## TASK REQUIREMENTS
Every line that holds "image" should be shown.

## ROWS

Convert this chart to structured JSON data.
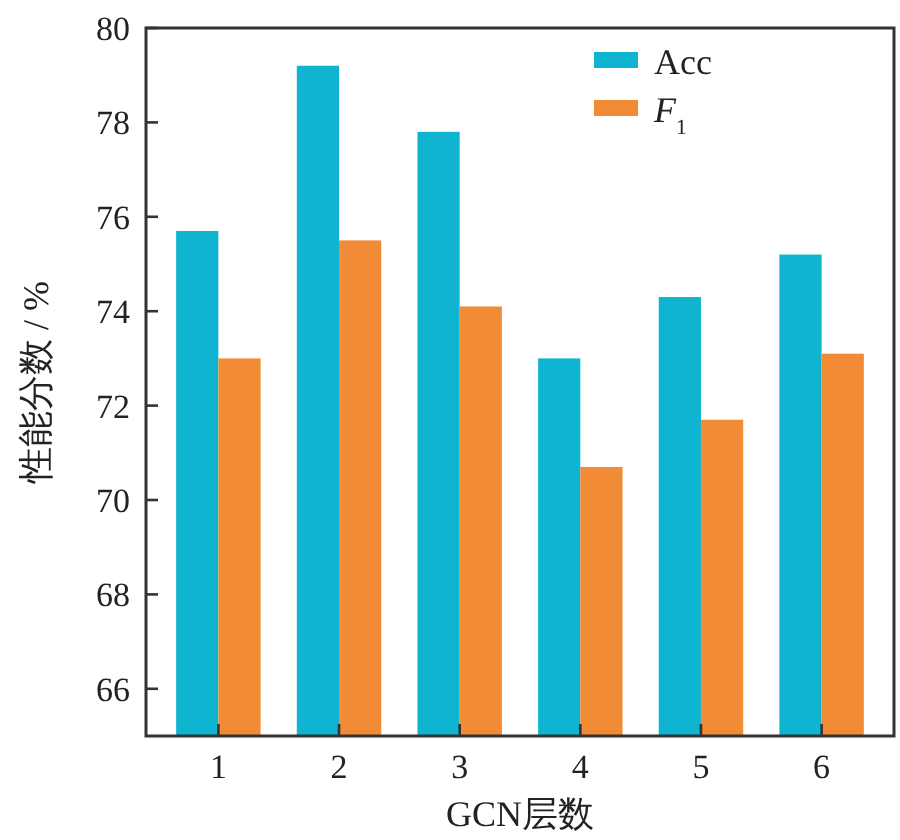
{
  "chart_data": {
    "type": "bar",
    "xlabel": "GCN层数",
    "ylabel": "性能分数 / %",
    "categories": [
      "1",
      "2",
      "3",
      "4",
      "5",
      "6"
    ],
    "series": [
      {
        "name": "Acc",
        "color": "#0fb5d0",
        "values": [
          75.7,
          79.2,
          77.8,
          73.0,
          74.3,
          75.2
        ]
      },
      {
        "name": "*F*$_{1}$",
        "color": "#f28b35",
        "values": [
          73.0,
          75.5,
          74.1,
          70.7,
          71.7,
          73.1
        ]
      }
    ],
    "ylim": [
      65,
      80
    ],
    "yticks": [
      66,
      68,
      70,
      72,
      74,
      76,
      78,
      80
    ],
    "legend": "top right",
    "grid": false
  }
}
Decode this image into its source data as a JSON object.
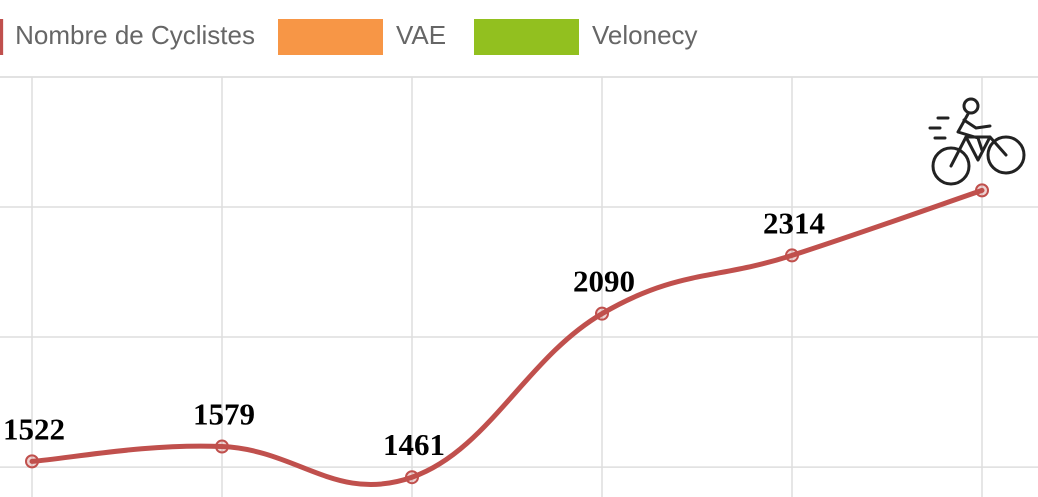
{
  "chart_data": {
    "type": "line",
    "categories": [
      null,
      null,
      null,
      null,
      null,
      null
    ],
    "series": [
      {
        "name": "Nombre de Cyclistes",
        "color": "#c0504d",
        "values": [
          1522,
          1579,
          1461,
          2090,
          2314,
          2564
        ],
        "value_labels": [
          "1522",
          "1579",
          "1461",
          "2090",
          "2314",
          null
        ]
      },
      {
        "name": "VAE",
        "color": "#f79646",
        "values": [
          null,
          null,
          null,
          null,
          null,
          null
        ]
      },
      {
        "name": "Velonecy",
        "color": "#92c01f",
        "values": [
          null,
          null,
          null,
          null,
          null,
          null
        ]
      }
    ],
    "ylim": [
      1385,
      3000
    ],
    "yticks": [
      1500,
      2000,
      2500,
      3000
    ],
    "grid": true
  }
}
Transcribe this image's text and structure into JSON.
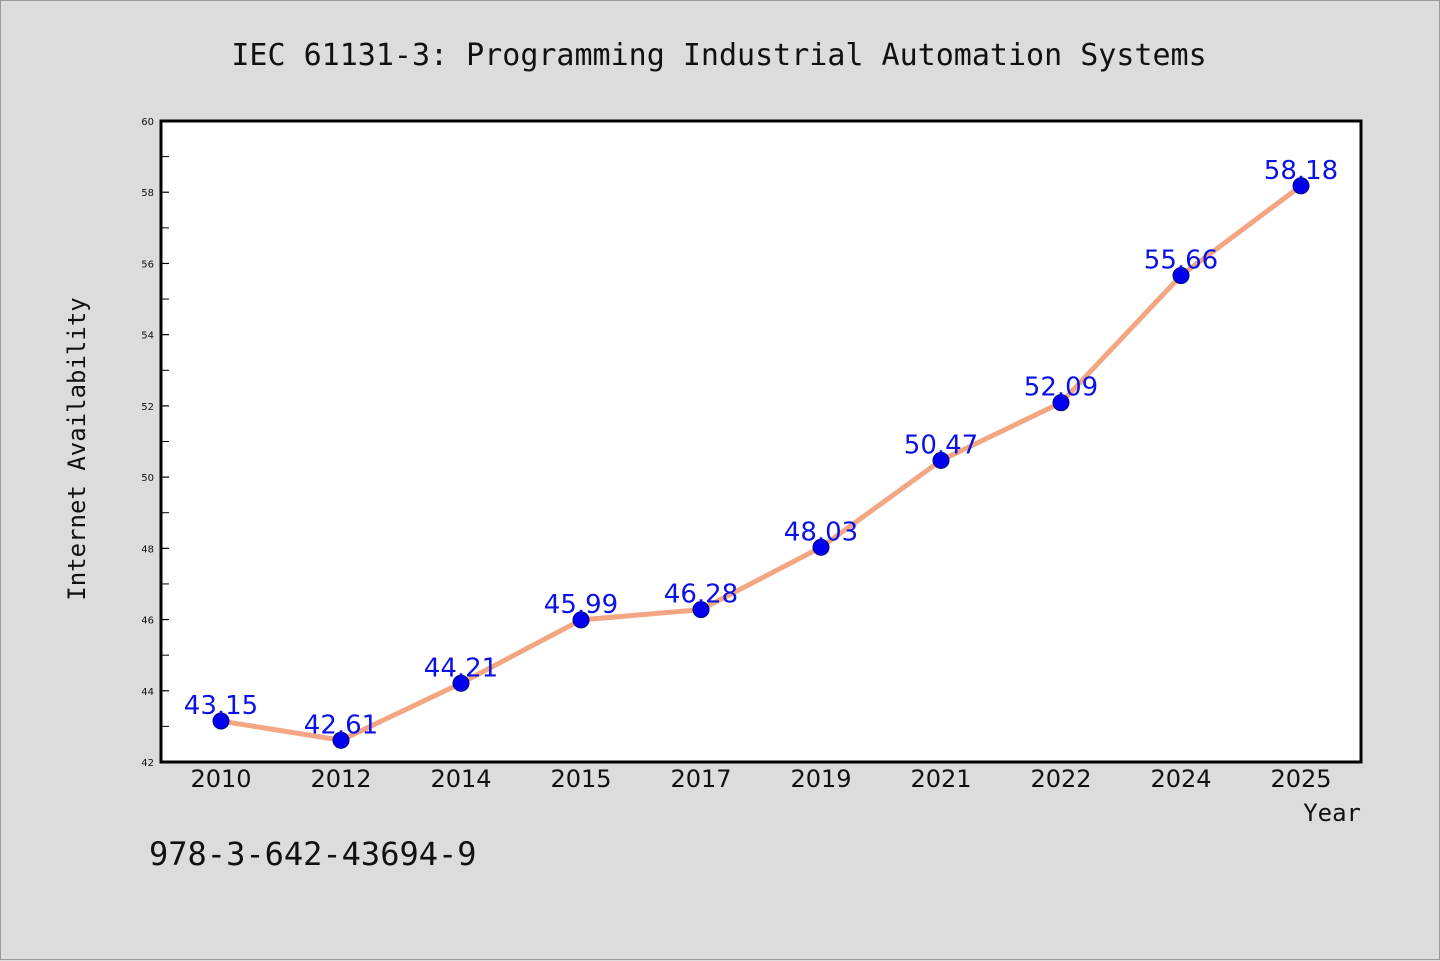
{
  "chart_data": {
    "type": "line",
    "title": "IEC 61131-3: Programming Industrial Automation Systems",
    "xlabel": "Year",
    "ylabel": "Internet Availability",
    "categories": [
      "2010",
      "2012",
      "2014",
      "2015",
      "2017",
      "2019",
      "2021",
      "2022",
      "2024",
      "2025"
    ],
    "values": [
      43.15,
      42.61,
      44.21,
      45.99,
      46.28,
      48.03,
      50.47,
      52.09,
      55.66,
      58.18
    ],
    "data_labels": [
      "43.15",
      "42.61",
      "44.21",
      "45.99",
      "46.28",
      "48.03",
      "50.47",
      "52.09",
      "55.66",
      "58.18"
    ],
    "ylim": [
      42,
      60
    ],
    "yticks": [
      42,
      44,
      46,
      48,
      50,
      52,
      54,
      56,
      58,
      60
    ],
    "grid": false,
    "line_color": "#f4a582",
    "marker_color": "#0000ee",
    "label_color": "#0a12e6",
    "background": "#dcdcdc",
    "plot_background": "#ffffff"
  },
  "footer": {
    "isbn": "978-3-642-43694-9"
  }
}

## FINISHED TASK
Decode this image into its source data as a JSON object.
Transcribe this image's text and structure into JSON.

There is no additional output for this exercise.